Your goal: What lines in the data hold the string "administrativas"? Show them.

Data shown:

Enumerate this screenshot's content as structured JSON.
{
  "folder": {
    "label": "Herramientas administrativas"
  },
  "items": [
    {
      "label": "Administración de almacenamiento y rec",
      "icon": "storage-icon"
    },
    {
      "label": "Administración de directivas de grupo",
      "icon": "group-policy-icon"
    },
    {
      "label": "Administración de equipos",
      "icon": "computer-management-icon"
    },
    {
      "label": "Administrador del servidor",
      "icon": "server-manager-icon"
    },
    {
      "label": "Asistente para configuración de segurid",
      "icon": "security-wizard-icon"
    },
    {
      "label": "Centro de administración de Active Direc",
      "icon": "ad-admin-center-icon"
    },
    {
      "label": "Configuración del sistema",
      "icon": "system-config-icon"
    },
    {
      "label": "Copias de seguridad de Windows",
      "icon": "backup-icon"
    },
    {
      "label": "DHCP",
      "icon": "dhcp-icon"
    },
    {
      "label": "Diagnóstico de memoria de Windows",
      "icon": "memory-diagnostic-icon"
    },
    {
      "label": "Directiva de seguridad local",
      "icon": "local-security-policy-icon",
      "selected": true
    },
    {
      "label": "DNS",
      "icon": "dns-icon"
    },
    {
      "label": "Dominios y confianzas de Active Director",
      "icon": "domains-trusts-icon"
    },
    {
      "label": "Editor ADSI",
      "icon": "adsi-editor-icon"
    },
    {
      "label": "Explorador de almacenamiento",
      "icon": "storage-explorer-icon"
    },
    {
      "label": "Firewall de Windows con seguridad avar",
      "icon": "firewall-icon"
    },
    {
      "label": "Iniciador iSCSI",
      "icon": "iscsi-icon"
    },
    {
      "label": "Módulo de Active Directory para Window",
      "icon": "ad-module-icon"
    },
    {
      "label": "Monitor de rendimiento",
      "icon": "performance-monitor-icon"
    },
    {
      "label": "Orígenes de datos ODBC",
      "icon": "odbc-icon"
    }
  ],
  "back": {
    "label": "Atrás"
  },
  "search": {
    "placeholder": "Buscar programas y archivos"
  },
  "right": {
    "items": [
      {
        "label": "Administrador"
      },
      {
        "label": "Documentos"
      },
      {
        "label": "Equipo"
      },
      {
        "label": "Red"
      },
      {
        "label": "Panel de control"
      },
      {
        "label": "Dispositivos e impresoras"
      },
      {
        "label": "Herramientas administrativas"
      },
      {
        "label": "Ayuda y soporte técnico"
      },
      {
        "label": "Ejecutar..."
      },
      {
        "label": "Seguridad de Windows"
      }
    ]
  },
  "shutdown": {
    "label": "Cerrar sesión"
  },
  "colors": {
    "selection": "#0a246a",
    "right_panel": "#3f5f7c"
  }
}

Result of this task:
    "label": "Herramientas administrativas"
        "label": "Herramientas administrativas"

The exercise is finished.